- _What to do_
Work through the data line by line, gathering every line that has the word "screenshot".

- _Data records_
****************

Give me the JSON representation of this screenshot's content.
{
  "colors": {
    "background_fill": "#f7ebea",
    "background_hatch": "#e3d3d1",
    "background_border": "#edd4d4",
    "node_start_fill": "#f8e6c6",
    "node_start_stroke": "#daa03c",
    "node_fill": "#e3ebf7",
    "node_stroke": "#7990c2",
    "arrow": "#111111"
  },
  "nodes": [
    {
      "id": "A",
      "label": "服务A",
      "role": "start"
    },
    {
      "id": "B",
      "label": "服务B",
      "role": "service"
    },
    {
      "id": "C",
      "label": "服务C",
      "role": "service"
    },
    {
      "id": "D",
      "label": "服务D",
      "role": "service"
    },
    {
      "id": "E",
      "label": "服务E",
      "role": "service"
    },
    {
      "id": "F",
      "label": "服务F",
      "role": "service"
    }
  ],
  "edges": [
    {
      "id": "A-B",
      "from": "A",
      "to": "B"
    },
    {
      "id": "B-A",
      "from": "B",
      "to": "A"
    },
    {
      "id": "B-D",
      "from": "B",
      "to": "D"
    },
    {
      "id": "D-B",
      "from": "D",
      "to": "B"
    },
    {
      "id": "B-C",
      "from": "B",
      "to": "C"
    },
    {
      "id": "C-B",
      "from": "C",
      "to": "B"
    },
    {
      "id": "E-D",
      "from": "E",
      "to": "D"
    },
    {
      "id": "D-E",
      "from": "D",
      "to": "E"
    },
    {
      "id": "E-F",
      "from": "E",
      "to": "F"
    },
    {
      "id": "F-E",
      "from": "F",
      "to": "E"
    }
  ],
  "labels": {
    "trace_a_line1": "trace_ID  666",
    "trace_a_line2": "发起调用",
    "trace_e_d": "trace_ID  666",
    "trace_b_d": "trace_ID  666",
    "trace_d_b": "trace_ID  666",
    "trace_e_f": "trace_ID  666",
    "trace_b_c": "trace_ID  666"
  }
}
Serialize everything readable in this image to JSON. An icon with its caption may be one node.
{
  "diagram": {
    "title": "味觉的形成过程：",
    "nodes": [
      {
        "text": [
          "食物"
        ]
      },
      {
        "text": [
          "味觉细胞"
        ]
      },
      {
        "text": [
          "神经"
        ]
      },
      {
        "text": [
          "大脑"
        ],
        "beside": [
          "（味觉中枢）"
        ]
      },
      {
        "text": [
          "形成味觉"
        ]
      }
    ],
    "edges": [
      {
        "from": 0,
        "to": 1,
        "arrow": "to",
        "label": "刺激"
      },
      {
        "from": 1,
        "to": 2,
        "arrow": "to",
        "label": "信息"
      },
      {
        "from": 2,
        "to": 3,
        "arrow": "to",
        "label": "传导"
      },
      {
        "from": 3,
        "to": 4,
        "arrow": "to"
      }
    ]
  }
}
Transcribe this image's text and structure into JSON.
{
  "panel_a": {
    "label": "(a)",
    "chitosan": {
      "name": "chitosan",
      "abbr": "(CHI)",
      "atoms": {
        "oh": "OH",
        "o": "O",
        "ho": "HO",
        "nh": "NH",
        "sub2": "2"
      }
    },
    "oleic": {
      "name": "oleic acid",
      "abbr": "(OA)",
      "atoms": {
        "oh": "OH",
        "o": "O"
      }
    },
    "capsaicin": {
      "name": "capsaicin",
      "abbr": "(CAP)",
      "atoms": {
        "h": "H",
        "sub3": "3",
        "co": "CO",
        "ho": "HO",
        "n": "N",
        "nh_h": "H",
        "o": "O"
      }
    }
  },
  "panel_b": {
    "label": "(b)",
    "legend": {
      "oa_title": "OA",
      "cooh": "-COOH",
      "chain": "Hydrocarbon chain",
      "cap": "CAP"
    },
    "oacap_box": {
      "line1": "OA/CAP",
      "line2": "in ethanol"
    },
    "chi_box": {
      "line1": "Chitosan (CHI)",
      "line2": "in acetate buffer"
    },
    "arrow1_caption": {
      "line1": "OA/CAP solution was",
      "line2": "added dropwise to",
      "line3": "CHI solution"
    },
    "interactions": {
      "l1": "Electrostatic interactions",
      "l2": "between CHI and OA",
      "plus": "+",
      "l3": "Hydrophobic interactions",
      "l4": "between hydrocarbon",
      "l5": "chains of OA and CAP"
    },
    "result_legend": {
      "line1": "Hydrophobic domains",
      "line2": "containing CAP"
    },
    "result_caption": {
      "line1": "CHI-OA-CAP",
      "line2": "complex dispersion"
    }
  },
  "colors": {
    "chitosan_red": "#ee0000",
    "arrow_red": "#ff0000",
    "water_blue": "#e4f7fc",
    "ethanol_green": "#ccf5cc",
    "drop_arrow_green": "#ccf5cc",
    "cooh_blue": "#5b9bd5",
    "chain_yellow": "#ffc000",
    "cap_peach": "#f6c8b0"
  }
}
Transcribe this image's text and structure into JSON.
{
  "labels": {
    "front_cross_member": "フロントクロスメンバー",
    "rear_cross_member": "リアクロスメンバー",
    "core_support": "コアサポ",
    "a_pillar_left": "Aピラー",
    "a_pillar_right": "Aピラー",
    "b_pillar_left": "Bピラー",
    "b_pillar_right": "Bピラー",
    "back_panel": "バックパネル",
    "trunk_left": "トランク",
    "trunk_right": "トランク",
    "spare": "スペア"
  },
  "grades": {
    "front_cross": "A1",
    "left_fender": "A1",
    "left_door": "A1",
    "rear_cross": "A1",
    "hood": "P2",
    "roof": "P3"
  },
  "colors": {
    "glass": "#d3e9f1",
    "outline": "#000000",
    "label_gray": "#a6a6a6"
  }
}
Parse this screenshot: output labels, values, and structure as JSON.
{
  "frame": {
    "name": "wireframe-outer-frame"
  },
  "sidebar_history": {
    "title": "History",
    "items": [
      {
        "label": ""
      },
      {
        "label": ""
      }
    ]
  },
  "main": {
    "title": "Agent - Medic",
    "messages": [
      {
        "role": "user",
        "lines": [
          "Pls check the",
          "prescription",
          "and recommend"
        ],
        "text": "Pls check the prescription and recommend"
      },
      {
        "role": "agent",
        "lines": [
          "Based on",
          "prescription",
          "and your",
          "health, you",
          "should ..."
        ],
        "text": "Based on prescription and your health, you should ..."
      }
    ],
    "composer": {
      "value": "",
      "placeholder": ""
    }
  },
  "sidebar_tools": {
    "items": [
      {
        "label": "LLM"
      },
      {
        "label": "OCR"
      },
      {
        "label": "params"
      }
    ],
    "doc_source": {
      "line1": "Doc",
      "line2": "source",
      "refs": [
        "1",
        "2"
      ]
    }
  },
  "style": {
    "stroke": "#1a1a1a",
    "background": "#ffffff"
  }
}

****************

- _Complete answer_
Give me the JSON representation of this screenshot's content.
Parse this screenshot: output labels, values, and structure as JSON.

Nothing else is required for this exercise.